───── MATERIAL FOR THIS TASK ─────

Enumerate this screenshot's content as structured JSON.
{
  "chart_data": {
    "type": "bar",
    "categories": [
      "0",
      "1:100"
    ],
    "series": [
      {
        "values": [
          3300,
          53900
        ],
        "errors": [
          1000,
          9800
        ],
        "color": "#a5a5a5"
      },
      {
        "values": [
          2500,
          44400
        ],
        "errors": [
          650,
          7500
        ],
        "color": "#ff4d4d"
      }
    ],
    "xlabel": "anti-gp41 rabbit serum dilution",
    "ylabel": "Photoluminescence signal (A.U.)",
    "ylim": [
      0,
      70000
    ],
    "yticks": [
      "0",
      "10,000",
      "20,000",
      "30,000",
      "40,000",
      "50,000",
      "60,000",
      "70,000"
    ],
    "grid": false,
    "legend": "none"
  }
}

─────

TASK STATEMENT:
Go through the records and print each one exactly.

WRITTEN REPLY:
Enumerate this screenshot's content as structured JSON.
{
  "chart_data": {
    "type": "bar",
    "categories": [
      "0",
      "1:100"
    ],
    "series": [
      {
        "values": [
          3300,
          53900
        ],
        "errors": [
          1000,
          9800
        ],
        "color": "#a5a5a5"
      },
      {
        "values": [
          2500,
          44400
        ],
        "errors": [
          650,
          7500
        ],
        "color": "#ff4d4d"
      }
    ],
    "xlabel": "anti-gp41 rabbit serum dilution",
    "ylabel": "Photoluminescence signal (A.U.)",
    "ylim": [
      0,
      70000
    ],
    "yticks": [
      "0",
      "10,000",
      "20,000",
      "30,000",
      "40,000",
      "50,000",
      "60,000",
      "70,000"
    ],
    "grid": false,
    "legend": "none"
  }
}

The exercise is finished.